─── Dataset rows ───

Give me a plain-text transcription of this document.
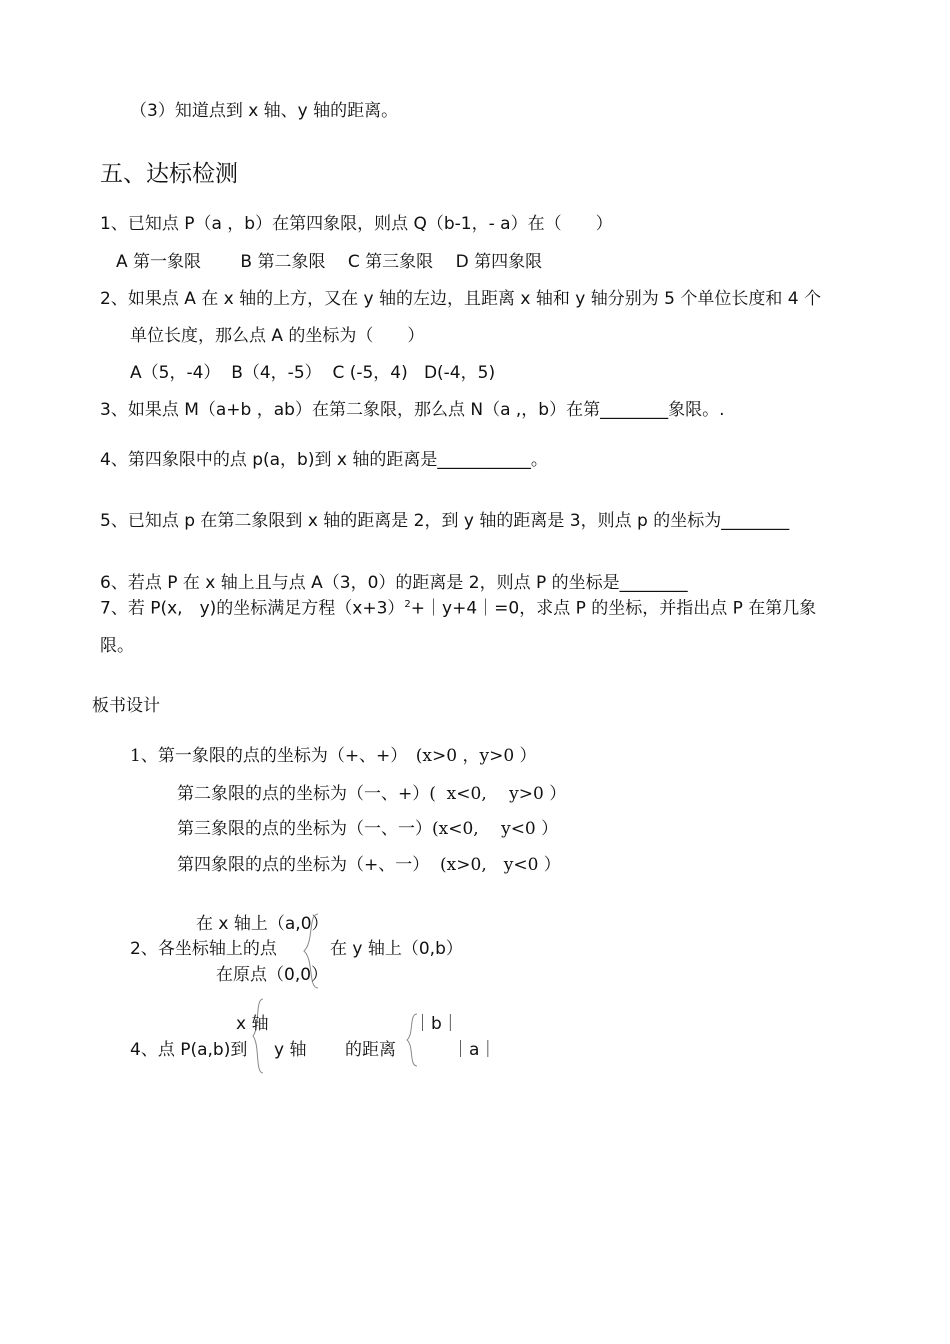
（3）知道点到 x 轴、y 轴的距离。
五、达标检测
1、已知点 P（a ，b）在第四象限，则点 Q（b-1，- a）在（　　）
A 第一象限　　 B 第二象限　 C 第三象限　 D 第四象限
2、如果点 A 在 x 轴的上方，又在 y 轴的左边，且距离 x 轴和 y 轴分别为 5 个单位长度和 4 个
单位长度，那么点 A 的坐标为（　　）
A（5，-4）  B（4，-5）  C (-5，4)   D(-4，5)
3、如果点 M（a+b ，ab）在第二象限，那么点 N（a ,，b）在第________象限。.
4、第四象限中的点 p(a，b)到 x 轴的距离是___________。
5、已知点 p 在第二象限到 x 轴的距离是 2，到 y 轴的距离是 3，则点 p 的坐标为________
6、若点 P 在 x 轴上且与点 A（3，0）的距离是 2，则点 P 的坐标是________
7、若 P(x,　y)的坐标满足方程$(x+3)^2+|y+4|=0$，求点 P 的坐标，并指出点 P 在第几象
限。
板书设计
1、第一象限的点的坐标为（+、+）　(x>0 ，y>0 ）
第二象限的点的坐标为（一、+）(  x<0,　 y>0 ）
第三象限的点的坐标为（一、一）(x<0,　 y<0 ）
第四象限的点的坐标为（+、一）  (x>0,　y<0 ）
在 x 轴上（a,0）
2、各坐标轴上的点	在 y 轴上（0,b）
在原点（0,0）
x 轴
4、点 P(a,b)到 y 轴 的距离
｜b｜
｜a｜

───

Problem to work on
Quote the listing above in full, except for the pictures.

Response to this task
Give me a plain-text transcription of this document.
（3）知道点到 x 轴、y 轴的距离。
五、达标检测
1、已知点 P（a ，b）在第四象限，则点 Q（b-1，- a）在（　　）
A 第一象限　　 B 第二象限　 C 第三象限　 D 第四象限
2、如果点 A 在 x 轴的上方，又在 y 轴的左边，且距离 x 轴和 y 轴分别为 5 个单位长度和 4 个
单位长度，那么点 A 的坐标为（　　）
A（5，-4）  B（4，-5）  C (-5，4)   D(-4，5)
3、如果点 M（a+b ，ab）在第二象限，那么点 N（a ,，b）在第________象限。.
4、第四象限中的点 p(a，b)到 x 轴的距离是___________。
5、已知点 p 在第二象限到 x 轴的距离是 2，到 y 轴的距离是 3，则点 p 的坐标为________
6、若点 P 在 x 轴上且与点 A（3，0）的距离是 2，则点 P 的坐标是________
7、若 P(x,　y)的坐标满足方程$(x+3)^2+|y+4|=0$，求点 P 的坐标，并指出点 P 在第几象
限。
板书设计
1、第一象限的点的坐标为（+、+）　(x>0 ，y>0 ）
第二象限的点的坐标为（一、+）(  x<0,　 y>0 ）
第三象限的点的坐标为（一、一）(x<0,　 y<0 ）
第四象限的点的坐标为（+、一）  (x>0,　y<0 ）
在 x 轴上（a,0）
2、各坐标轴上的点	在 y 轴上（0,b）
在原点（0,0）
x 轴
4、点 P(a,b)到 y 轴 的距离
｜b｜
｜a｜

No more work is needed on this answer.